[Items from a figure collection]
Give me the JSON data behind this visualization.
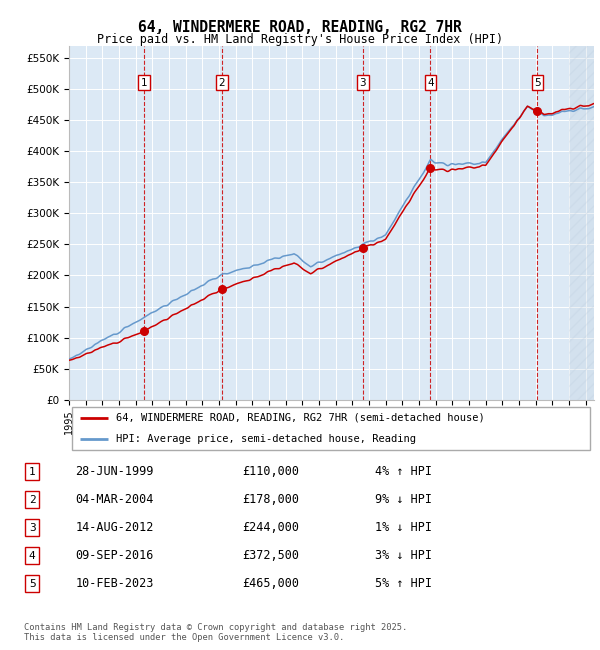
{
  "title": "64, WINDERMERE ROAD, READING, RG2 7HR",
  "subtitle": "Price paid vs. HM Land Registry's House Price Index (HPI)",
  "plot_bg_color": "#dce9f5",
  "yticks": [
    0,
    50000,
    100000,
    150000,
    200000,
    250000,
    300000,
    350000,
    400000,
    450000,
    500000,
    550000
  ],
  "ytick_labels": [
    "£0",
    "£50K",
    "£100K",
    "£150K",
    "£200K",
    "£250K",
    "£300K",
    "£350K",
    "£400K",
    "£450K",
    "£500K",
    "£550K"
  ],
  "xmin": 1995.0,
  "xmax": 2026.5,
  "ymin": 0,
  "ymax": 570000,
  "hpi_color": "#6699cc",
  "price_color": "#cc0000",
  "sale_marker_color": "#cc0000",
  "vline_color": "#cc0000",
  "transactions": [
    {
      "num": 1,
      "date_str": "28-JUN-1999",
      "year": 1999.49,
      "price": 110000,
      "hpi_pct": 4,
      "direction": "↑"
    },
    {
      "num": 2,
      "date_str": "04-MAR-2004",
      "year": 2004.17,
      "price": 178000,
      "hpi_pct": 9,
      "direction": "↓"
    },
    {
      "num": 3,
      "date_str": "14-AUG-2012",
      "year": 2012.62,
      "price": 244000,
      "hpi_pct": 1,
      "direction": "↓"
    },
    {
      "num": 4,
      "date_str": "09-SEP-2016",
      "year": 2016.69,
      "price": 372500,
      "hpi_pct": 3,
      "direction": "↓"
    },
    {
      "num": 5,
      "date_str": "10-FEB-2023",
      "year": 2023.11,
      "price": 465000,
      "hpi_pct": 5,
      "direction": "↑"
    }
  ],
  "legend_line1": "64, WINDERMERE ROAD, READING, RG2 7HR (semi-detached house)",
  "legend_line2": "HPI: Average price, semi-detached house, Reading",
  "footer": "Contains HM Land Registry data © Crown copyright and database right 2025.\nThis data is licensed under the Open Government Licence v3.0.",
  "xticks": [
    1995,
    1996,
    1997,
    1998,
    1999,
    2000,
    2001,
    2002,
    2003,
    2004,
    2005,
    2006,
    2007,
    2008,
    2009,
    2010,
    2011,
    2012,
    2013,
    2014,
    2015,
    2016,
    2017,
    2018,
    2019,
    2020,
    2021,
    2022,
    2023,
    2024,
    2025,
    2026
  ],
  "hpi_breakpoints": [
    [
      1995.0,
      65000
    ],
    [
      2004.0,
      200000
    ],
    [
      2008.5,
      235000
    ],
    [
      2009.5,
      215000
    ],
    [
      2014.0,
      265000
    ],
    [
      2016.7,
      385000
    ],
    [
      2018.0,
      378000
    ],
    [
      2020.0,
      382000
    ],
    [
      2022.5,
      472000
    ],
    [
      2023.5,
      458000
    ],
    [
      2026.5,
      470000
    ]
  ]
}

---

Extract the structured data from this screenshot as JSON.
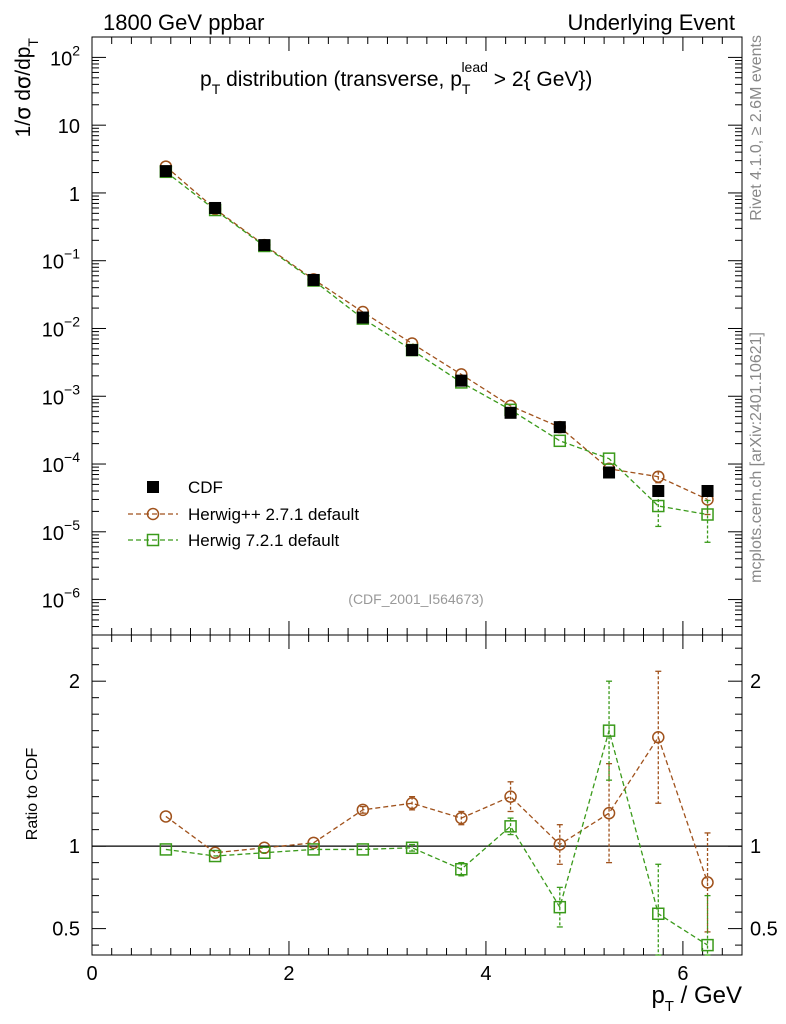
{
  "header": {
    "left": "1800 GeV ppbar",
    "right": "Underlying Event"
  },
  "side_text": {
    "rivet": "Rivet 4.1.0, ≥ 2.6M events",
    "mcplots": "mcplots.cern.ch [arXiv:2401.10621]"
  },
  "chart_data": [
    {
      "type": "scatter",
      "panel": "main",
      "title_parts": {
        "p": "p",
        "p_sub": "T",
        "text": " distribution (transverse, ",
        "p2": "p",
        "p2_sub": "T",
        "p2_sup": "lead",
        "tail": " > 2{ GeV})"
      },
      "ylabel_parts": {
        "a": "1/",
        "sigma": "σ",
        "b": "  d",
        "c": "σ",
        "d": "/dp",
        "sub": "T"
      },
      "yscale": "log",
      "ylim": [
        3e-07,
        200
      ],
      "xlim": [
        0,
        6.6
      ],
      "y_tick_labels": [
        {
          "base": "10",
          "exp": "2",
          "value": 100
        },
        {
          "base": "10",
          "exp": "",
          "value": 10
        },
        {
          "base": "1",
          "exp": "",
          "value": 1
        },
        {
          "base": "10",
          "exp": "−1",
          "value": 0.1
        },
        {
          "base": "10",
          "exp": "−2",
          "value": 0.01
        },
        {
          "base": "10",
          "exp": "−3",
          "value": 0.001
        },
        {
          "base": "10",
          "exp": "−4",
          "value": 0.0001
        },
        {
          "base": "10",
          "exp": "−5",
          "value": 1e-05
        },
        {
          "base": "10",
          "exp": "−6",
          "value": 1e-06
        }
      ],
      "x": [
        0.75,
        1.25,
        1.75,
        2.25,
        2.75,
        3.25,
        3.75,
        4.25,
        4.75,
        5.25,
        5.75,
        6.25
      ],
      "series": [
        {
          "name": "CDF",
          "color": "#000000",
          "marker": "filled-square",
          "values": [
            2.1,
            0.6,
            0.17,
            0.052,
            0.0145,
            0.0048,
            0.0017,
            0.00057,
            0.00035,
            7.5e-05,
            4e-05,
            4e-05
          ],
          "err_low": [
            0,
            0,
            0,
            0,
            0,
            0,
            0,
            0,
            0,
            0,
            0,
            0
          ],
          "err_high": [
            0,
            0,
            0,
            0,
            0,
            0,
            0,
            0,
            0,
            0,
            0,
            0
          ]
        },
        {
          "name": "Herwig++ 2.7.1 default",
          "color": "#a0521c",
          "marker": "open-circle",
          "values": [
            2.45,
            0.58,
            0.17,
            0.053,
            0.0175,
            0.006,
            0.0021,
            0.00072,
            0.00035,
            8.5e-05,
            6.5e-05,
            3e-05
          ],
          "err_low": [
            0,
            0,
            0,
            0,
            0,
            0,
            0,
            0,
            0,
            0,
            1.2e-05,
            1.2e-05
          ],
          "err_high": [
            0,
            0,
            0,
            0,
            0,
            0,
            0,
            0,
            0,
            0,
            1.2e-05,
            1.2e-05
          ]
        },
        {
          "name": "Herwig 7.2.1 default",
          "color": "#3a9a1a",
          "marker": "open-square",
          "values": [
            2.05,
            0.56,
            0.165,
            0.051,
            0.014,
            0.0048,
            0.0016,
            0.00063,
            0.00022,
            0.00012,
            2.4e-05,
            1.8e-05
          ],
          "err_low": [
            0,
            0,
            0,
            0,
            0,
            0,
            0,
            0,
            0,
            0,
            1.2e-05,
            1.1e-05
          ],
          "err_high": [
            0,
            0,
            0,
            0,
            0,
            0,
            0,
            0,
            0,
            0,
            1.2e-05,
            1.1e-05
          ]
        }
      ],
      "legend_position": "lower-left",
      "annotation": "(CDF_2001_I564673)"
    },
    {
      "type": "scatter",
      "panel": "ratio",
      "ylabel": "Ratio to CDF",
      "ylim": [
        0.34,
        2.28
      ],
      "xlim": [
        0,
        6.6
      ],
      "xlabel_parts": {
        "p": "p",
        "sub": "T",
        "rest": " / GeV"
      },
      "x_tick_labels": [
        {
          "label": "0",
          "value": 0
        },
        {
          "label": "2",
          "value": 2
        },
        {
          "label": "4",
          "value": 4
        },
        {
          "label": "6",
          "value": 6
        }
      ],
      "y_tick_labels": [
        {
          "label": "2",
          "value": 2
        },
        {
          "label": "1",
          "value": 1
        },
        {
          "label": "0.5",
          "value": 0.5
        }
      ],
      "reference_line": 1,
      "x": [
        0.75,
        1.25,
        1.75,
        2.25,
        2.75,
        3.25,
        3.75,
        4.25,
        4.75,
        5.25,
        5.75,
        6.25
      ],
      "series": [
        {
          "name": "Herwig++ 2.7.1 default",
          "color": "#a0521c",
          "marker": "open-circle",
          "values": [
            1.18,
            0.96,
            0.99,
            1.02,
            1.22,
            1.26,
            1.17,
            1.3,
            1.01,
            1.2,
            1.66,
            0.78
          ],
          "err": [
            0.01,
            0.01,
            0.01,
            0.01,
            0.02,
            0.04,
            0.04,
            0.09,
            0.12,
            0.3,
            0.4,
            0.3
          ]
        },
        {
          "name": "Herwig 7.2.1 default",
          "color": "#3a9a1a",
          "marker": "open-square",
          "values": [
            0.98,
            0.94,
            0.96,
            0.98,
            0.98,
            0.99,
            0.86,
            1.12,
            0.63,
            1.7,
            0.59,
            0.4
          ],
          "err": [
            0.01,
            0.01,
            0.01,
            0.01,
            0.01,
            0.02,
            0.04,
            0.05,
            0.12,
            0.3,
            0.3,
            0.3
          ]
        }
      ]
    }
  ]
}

● **WHAT IS NEEDED**: Determine how many lines of the listing above hold the word "left". Report that number without anything else.

● **FINISHED EXERCISE**: 2